--- BEGIN Rows ---

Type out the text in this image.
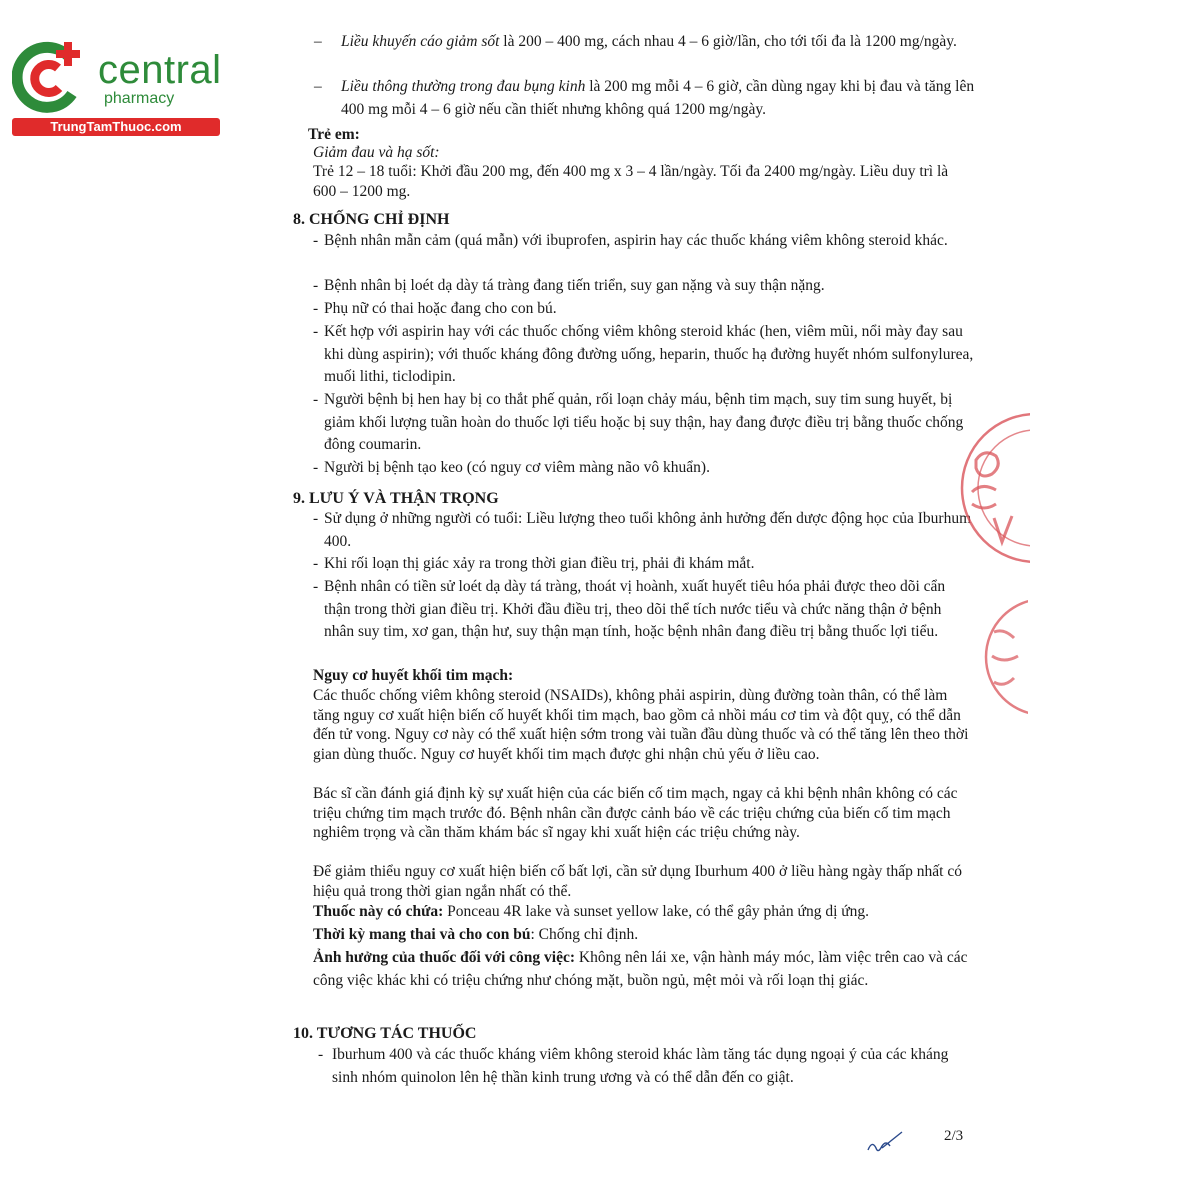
central
pharmacy
TrungTamThuoc.com
–	Liều khuyến cáo giảm sốt là 200 – 400 mg, cách nhau 4 – 6 giờ/lần, cho tới tối đa là 1200 mg/ngày.
–	Liều thông thường trong đau bụng kinh là 200 mg mỗi 4 – 6 giờ, cần dùng ngay khi bị đau và tăng lên 400 mg mỗi 4 – 6 giờ nếu cần thiết nhưng không quá 1200 mg/ngày.
Trẻ em:
Giảm đau và hạ sốt:
Trẻ 12 – 18 tuổi: Khởi đầu 200 mg, đến 400 mg x 3 – 4 lần/ngày. Tối đa 2400 mg/ngày. Liều duy trì là 600 – 1200 mg.
8. CHỐNG CHỈ ĐỊNH
- Bệnh nhân mẫn cảm (quá mẫn) với ibuprofen, aspirin hay các thuốc kháng viêm không steroid khác.
- Bệnh nhân bị loét dạ dày tá tràng đang tiến triển, suy gan nặng và suy thận nặng.
- Phụ nữ có thai hoặc đang cho con bú.
- Kết hợp với aspirin hay với các thuốc chống viêm không steroid khác (hen, viêm mũi, nổi mày đay sau khi dùng aspirin); với thuốc kháng đông đường uống, heparin, thuốc hạ đường huyết nhóm sulfonylurea, muối lithi, ticlodipin.
- Người bệnh bị hen hay bị co thắt phế quản, rối loạn chảy máu, bệnh tim mạch, suy tim sung huyết, bị giảm khối lượng tuần hoàn do thuốc lợi tiểu hoặc bị suy thận, hay đang được điều trị bằng thuốc chống đông coumarin.
- Người bị bệnh tạo keo (có nguy cơ viêm màng não vô khuẩn).
9. LƯU Ý VÀ THẬN TRỌNG
- Sử dụng ở những người có tuổi: Liều lượng theo tuổi không ảnh hưởng đến dược động học của Iburhum 400.
- Khi rối loạn thị giác xảy ra trong thời gian điều trị, phải đi khám mắt.
- Bệnh nhân có tiền sử loét dạ dày tá tràng, thoát vị hoành, xuất huyết tiêu hóa phải được theo dõi cẩn thận trong thời gian điều trị. Khởi đầu điều trị, theo dõi thể tích nước tiểu và chức năng thận ở bệnh nhân suy tim, xơ gan, thận hư, suy thận mạn tính, hoặc bệnh nhân đang điều trị bằng thuốc lợi tiểu.
Nguy cơ huyết khối tim mạch:
Các thuốc chống viêm không steroid (NSAIDs), không phải aspirin, dùng đường toàn thân, có thể làm tăng nguy cơ xuất hiện biến cố huyết khối tim mạch, bao gồm cả nhồi máu cơ tim và đột quỵ, có thể dẫn đến tử vong. Nguy cơ này có thể xuất hiện sớm trong vài tuần đầu dùng thuốc và có thể tăng lên theo thời gian dùng thuốc. Nguy cơ huyết khối tim mạch được ghi nhận chủ yếu ở liều cao.
Bác sĩ cần đánh giá định kỳ sự xuất hiện của các biến cố tim mạch, ngay cả khi bệnh nhân không có các triệu chứng tim mạch trước đó. Bệnh nhân cần được cảnh báo về các triệu chứng của biến cố tim mạch nghiêm trọng và cần thăm khám bác sĩ ngay khi xuất hiện các triệu chứng này.
Để giảm thiểu nguy cơ xuất hiện biến cố bất lợi, cần sử dụng Iburhum 400 ở liều hàng ngày thấp nhất có hiệu quả trong thời gian ngắn nhất có thể.
Thuốc này có chứa: Ponceau 4R lake và sunset yellow lake, có thể gây phản ứng dị ứng.
Thời kỳ mang thai và cho con bú: Chống chỉ định.
Ảnh hưởng của thuốc đối với công việc: Không nên lái xe, vận hành máy móc, làm việc trên cao và các công việc khác khi có triệu chứng như chóng mặt, buồn ngủ, mệt mỏi và rối loạn thị giác.
10. TƯƠNG TÁC THUỐC
- Iburhum 400 và các thuốc kháng viêm không steroid khác làm tăng tác dụng ngoại ý của các kháng sinh nhóm quinolon lên hệ thần kinh trung ương và có thể dẫn đến co giật.
2/3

--- END Rows ---

* _Exercise task_: Transcribe all the data word for word; the images stay out.

* _Response to this exercise_:
Type out the text in this image.
central
pharmacy
TrungTamThuoc.com
–	Liều khuyến cáo giảm sốt là 200 – 400 mg, cách nhau 4 – 6 giờ/lần, cho tới tối đa là 1200 mg/ngày.
–	Liều thông thường trong đau bụng kinh là 200 mg mỗi 4 – 6 giờ, cần dùng ngay khi bị đau và tăng lên 400 mg mỗi 4 – 6 giờ nếu cần thiết nhưng không quá 1200 mg/ngày.
Trẻ em:
Giảm đau và hạ sốt:
Trẻ 12 – 18 tuổi: Khởi đầu 200 mg, đến 400 mg x 3 – 4 lần/ngày. Tối đa 2400 mg/ngày. Liều duy trì là 600 – 1200 mg.
8. CHỐNG CHỈ ĐỊNH
- Bệnh nhân mẫn cảm (quá mẫn) với ibuprofen, aspirin hay các thuốc kháng viêm không steroid khác.
- Bệnh nhân bị loét dạ dày tá tràng đang tiến triển, suy gan nặng và suy thận nặng.
- Phụ nữ có thai hoặc đang cho con bú.
- Kết hợp với aspirin hay với các thuốc chống viêm không steroid khác (hen, viêm mũi, nổi mày đay sau khi dùng aspirin); với thuốc kháng đông đường uống, heparin, thuốc hạ đường huyết nhóm sulfonylurea, muối lithi, ticlodipin.
- Người bệnh bị hen hay bị co thắt phế quản, rối loạn chảy máu, bệnh tim mạch, suy tim sung huyết, bị giảm khối lượng tuần hoàn do thuốc lợi tiểu hoặc bị suy thận, hay đang được điều trị bằng thuốc chống đông coumarin.
- Người bị bệnh tạo keo (có nguy cơ viêm màng não vô khuẩn).
9. LƯU Ý VÀ THẬN TRỌNG
- Sử dụng ở những người có tuổi: Liều lượng theo tuổi không ảnh hưởng đến dược động học của Iburhum 400.
- Khi rối loạn thị giác xảy ra trong thời gian điều trị, phải đi khám mắt.
- Bệnh nhân có tiền sử loét dạ dày tá tràng, thoát vị hoành, xuất huyết tiêu hóa phải được theo dõi cẩn thận trong thời gian điều trị. Khởi đầu điều trị, theo dõi thể tích nước tiểu và chức năng thận ở bệnh nhân suy tim, xơ gan, thận hư, suy thận mạn tính, hoặc bệnh nhân đang điều trị bằng thuốc lợi tiểu.
Nguy cơ huyết khối tim mạch:
Các thuốc chống viêm không steroid (NSAIDs), không phải aspirin, dùng đường toàn thân, có thể làm tăng nguy cơ xuất hiện biến cố huyết khối tim mạch, bao gồm cả nhồi máu cơ tim và đột quỵ, có thể dẫn đến tử vong. Nguy cơ này có thể xuất hiện sớm trong vài tuần đầu dùng thuốc và có thể tăng lên theo thời gian dùng thuốc. Nguy cơ huyết khối tim mạch được ghi nhận chủ yếu ở liều cao.
Bác sĩ cần đánh giá định kỳ sự xuất hiện của các biến cố tim mạch, ngay cả khi bệnh nhân không có các triệu chứng tim mạch trước đó. Bệnh nhân cần được cảnh báo về các triệu chứng của biến cố tim mạch nghiêm trọng và cần thăm khám bác sĩ ngay khi xuất hiện các triệu chứng này.
Để giảm thiểu nguy cơ xuất hiện biến cố bất lợi, cần sử dụng Iburhum 400 ở liều hàng ngày thấp nhất có hiệu quả trong thời gian ngắn nhất có thể.
Thuốc này có chứa: Ponceau 4R lake và sunset yellow lake, có thể gây phản ứng dị ứng.
Thời kỳ mang thai và cho con bú: Chống chỉ định.
Ảnh hưởng của thuốc đối với công việc: Không nên lái xe, vận hành máy móc, làm việc trên cao và các công việc khác khi có triệu chứng như chóng mặt, buồn ngủ, mệt mỏi và rối loạn thị giác.
10. TƯƠNG TÁC THUỐC
- Iburhum 400 và các thuốc kháng viêm không steroid khác làm tăng tác dụng ngoại ý của các kháng sinh nhóm quinolon lên hệ thần kinh trung ương và có thể dẫn đến co giật.
2/3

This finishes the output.